EXTRACTED MATERIAL -
——————

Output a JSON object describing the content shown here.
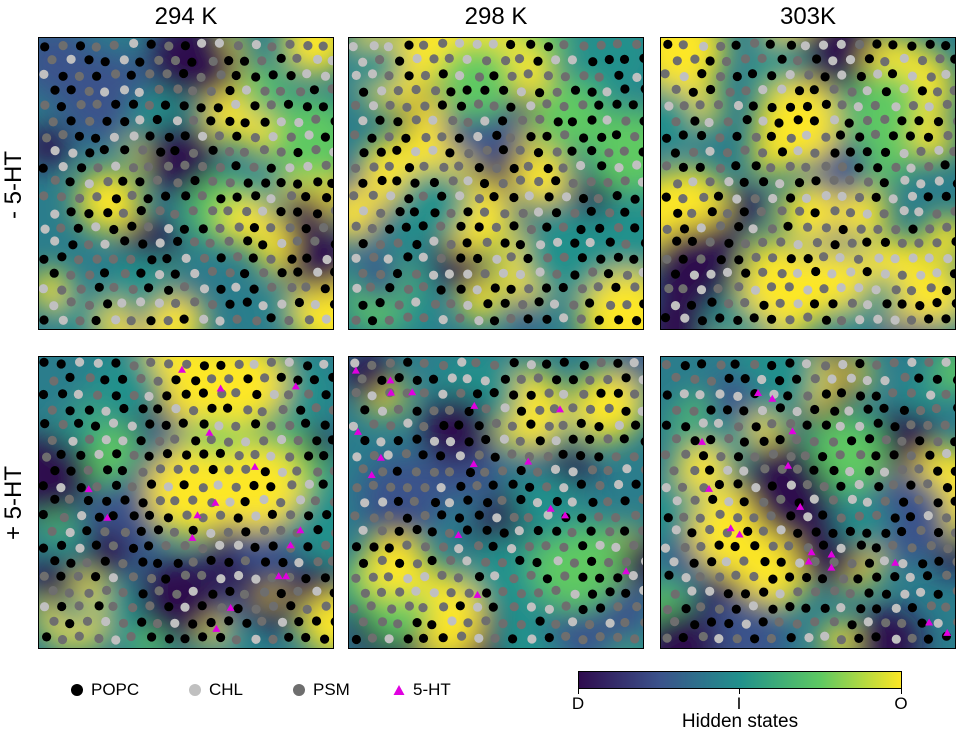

——————

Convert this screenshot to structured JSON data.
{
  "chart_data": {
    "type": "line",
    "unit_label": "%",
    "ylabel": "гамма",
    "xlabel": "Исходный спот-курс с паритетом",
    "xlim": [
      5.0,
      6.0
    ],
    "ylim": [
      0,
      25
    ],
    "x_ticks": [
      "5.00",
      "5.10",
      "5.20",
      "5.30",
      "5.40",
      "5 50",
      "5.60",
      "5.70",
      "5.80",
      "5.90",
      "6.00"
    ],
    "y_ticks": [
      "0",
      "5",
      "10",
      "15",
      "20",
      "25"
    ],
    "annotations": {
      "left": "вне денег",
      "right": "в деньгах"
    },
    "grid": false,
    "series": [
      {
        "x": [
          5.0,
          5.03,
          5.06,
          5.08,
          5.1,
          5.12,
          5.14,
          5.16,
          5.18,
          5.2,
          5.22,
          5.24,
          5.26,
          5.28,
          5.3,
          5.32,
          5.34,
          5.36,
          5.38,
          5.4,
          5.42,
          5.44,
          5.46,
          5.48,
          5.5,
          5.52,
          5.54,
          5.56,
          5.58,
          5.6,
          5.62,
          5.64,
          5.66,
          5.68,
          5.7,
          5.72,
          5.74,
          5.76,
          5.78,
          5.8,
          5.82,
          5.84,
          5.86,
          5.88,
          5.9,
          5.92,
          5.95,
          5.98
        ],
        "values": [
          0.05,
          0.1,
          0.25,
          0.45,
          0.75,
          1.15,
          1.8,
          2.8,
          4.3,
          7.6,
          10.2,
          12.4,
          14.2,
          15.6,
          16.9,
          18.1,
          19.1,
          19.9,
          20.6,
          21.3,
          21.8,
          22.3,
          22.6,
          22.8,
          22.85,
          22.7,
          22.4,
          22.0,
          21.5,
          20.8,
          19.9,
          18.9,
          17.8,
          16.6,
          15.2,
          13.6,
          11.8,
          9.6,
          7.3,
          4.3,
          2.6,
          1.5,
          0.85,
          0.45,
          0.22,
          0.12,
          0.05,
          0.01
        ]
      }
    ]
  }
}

——————

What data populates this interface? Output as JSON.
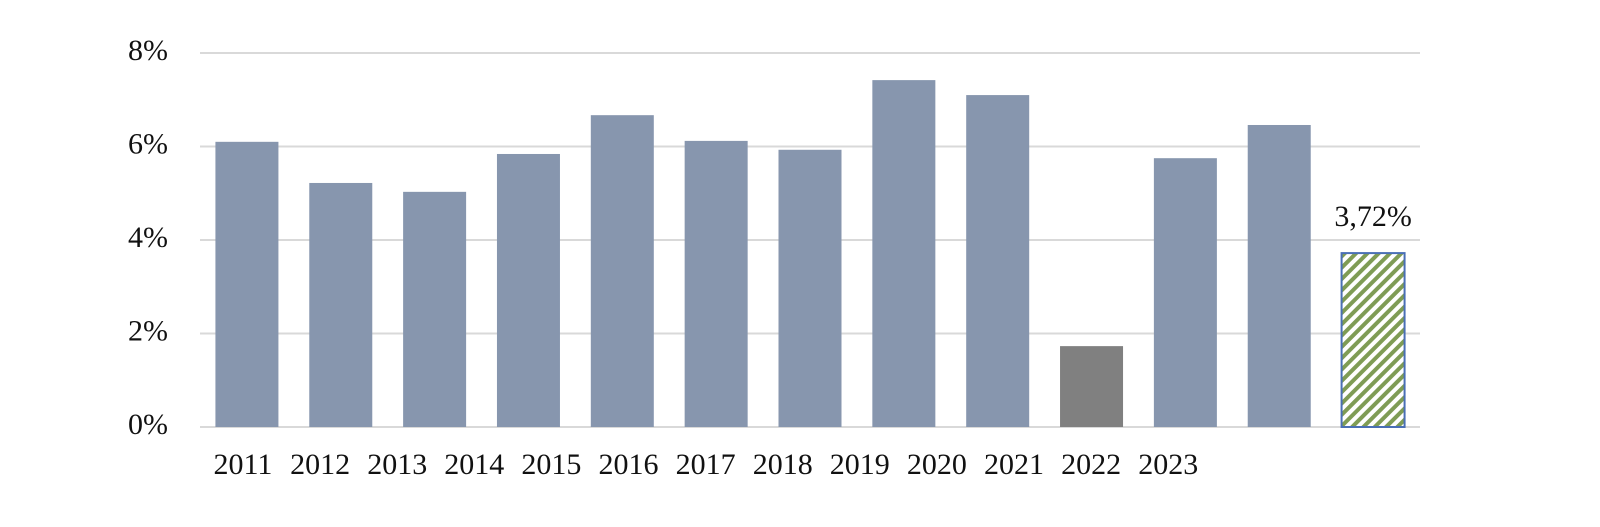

——————

OBJECTIVE -
Lines in the records that hold the word "Output" are to be counted; give only the total.

WORKED SOLUTION -
2